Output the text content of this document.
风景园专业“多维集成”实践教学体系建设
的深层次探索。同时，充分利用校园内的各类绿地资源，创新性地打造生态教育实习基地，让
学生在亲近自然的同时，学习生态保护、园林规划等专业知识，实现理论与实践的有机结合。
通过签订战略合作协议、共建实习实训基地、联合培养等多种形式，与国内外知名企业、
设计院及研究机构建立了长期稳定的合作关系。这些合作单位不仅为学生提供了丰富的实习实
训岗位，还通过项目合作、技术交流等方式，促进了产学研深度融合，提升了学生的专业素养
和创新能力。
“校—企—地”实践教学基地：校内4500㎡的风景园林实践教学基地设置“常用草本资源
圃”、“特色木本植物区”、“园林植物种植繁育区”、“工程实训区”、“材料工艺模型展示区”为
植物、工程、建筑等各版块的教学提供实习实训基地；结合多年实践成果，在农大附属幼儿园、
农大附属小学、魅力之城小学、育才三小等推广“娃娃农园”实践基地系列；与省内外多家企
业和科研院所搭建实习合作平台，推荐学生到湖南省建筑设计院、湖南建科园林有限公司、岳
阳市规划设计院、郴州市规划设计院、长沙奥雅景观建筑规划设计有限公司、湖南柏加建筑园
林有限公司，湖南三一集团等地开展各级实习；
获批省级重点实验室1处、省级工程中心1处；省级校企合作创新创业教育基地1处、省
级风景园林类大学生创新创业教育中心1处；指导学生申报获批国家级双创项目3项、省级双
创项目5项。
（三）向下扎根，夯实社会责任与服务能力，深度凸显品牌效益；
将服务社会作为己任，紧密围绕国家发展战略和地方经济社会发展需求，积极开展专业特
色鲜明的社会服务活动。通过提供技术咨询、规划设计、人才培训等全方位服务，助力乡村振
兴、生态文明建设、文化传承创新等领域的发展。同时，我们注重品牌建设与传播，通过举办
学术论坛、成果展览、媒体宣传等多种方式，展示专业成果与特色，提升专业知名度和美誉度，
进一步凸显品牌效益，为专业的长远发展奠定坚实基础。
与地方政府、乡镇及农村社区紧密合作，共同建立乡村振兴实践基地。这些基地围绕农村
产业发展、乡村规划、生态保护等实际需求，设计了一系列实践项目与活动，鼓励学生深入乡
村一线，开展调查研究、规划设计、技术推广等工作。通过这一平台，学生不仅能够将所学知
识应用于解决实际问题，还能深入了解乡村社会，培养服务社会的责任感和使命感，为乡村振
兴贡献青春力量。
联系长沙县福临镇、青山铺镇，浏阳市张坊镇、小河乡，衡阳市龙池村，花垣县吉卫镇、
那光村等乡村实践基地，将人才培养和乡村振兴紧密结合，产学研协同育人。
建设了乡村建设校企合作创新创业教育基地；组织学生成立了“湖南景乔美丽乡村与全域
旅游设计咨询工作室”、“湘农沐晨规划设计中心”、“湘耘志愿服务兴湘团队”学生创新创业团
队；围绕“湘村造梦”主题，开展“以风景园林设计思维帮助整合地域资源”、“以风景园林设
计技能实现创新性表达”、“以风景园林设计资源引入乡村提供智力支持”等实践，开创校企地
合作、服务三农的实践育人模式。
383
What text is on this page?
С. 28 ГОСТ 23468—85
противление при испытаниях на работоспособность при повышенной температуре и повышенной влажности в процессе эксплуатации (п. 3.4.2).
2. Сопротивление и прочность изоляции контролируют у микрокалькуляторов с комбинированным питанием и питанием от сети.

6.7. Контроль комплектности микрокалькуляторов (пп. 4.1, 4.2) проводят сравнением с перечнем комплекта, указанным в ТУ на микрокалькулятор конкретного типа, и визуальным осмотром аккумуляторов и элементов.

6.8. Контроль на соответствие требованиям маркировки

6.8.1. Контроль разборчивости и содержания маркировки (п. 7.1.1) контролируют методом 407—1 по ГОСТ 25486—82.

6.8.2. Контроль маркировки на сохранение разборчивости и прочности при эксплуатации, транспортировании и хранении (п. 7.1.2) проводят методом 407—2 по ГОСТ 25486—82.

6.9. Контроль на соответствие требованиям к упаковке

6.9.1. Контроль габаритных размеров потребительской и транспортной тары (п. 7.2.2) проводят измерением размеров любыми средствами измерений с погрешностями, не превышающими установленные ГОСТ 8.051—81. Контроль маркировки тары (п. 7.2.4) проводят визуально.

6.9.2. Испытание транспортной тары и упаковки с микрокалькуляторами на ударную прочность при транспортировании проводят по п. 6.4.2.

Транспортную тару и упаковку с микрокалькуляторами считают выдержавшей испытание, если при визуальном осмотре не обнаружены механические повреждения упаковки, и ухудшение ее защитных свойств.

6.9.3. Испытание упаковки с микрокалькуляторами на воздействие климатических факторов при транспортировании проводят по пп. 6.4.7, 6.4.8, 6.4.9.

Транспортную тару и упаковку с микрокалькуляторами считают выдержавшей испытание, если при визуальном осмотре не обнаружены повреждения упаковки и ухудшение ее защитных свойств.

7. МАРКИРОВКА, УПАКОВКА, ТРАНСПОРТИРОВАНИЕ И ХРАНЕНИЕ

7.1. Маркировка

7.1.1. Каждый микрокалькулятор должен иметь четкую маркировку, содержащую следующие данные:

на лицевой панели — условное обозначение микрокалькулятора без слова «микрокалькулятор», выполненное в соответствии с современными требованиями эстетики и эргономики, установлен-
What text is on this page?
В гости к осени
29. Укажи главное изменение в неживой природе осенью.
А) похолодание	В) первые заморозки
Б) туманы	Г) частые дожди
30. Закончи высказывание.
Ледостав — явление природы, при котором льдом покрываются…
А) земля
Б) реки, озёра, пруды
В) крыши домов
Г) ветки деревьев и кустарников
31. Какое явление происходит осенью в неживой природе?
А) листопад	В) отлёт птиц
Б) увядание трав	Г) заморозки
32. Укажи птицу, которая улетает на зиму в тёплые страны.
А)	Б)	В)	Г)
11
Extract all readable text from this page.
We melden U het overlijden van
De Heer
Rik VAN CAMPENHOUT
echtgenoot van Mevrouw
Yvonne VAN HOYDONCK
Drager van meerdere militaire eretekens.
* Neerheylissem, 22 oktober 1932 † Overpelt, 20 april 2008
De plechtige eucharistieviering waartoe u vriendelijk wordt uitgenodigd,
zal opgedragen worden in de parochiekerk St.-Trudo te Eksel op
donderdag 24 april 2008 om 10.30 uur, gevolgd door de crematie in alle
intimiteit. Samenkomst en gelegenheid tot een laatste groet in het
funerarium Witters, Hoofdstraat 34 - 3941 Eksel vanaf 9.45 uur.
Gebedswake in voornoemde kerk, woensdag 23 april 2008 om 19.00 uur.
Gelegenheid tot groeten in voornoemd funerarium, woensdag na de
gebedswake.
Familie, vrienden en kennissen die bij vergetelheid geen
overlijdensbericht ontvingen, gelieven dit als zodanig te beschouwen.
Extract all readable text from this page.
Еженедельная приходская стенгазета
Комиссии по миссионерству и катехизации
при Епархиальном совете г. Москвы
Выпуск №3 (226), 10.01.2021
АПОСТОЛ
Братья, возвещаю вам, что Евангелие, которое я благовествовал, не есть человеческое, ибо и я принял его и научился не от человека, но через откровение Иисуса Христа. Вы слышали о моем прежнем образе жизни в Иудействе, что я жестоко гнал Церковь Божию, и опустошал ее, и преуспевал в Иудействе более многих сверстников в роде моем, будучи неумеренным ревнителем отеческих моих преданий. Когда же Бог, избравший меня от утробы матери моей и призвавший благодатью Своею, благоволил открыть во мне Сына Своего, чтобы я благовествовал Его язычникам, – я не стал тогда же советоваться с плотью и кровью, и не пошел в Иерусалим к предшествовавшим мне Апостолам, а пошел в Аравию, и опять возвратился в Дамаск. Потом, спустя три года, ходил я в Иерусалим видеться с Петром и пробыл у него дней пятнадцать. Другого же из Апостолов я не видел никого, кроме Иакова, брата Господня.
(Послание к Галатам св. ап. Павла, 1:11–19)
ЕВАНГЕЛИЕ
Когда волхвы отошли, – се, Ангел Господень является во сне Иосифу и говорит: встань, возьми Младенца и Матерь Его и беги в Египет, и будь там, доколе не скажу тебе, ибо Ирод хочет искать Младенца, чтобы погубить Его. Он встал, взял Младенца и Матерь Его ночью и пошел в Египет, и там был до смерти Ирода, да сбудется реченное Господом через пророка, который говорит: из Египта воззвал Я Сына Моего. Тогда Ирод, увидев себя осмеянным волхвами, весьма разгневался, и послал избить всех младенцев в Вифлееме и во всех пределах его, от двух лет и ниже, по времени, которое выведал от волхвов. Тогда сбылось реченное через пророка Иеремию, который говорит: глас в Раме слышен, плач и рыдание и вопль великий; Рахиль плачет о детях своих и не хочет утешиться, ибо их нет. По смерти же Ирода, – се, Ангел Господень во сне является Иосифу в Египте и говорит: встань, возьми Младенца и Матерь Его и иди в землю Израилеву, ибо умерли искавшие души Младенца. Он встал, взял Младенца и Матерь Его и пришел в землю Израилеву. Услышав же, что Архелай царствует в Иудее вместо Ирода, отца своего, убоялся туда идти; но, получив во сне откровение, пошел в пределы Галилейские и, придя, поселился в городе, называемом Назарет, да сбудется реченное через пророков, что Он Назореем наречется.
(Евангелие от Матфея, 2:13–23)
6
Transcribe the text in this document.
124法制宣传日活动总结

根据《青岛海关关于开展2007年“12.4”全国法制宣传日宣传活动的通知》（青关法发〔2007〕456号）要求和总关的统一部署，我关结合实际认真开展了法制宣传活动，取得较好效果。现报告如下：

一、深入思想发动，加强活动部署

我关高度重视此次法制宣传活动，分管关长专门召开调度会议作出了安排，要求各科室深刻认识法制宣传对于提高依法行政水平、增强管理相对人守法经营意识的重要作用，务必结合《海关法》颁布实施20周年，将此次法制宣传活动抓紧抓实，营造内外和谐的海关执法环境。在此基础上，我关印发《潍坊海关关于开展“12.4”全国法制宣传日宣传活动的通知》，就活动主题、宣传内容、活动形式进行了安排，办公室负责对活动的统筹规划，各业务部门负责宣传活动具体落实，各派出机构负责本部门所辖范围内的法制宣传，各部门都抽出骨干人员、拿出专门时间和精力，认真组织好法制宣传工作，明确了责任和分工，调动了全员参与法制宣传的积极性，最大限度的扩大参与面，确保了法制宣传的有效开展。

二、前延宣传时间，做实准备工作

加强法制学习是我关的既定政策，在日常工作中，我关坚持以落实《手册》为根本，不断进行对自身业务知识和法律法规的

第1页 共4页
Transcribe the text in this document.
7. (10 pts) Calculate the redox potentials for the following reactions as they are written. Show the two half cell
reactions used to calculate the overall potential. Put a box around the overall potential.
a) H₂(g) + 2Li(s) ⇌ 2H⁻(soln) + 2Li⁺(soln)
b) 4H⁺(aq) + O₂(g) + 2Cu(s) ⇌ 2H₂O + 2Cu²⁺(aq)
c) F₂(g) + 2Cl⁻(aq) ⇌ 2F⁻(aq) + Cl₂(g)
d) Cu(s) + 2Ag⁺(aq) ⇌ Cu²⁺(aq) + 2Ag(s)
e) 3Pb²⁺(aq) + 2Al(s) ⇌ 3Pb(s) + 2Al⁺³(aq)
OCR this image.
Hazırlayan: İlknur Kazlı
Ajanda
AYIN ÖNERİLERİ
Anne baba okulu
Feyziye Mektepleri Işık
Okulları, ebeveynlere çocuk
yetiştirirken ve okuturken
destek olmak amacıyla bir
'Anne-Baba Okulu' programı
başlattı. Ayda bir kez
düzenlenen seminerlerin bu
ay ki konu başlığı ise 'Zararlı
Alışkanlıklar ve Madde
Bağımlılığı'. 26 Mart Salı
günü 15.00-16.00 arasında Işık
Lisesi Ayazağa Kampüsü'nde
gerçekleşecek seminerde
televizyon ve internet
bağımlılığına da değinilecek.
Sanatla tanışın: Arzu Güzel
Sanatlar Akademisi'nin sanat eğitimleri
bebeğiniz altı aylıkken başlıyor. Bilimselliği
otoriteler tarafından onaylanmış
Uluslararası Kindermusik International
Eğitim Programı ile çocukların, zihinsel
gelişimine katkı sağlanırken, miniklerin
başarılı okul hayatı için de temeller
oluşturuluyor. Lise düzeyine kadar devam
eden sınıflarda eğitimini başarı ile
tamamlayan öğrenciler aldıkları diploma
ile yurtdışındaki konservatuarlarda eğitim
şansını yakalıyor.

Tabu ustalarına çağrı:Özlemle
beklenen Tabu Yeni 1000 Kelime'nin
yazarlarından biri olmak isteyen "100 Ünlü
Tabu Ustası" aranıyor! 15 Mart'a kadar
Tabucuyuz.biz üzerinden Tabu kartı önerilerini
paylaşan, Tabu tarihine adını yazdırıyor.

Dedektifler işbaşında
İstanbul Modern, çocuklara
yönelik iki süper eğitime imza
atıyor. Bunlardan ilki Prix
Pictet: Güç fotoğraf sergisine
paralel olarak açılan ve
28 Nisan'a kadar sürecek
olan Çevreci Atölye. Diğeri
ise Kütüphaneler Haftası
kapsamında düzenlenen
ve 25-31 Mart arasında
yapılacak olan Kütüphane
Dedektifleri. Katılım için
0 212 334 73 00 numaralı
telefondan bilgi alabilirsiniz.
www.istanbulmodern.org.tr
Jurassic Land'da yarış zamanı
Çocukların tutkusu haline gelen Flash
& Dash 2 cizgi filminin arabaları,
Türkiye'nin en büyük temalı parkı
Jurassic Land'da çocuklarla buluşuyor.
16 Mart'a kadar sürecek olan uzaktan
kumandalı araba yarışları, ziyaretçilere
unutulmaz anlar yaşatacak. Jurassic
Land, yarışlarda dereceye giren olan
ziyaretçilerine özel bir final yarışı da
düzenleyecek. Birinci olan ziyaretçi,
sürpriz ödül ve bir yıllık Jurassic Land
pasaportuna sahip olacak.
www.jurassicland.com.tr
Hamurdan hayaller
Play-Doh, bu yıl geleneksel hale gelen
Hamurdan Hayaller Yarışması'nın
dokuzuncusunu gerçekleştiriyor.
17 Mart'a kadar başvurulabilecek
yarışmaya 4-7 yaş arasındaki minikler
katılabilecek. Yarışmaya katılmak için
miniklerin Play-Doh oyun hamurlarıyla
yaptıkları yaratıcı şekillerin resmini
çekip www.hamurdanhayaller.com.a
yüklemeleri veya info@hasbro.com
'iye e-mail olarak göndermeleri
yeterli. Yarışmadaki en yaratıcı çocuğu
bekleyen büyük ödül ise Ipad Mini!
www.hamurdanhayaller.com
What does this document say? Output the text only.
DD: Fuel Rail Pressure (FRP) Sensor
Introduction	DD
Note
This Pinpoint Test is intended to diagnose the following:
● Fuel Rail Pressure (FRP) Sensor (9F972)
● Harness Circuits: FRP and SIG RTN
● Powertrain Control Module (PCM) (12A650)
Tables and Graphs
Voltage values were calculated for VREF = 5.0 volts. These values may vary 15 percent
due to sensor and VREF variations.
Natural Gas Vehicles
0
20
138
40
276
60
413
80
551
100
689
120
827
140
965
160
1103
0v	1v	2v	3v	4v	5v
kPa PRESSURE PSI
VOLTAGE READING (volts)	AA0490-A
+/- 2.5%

**What you are asked to do:** From the material above, count the lines that include "ухудшение" and give only the total.

**Complete output:** 2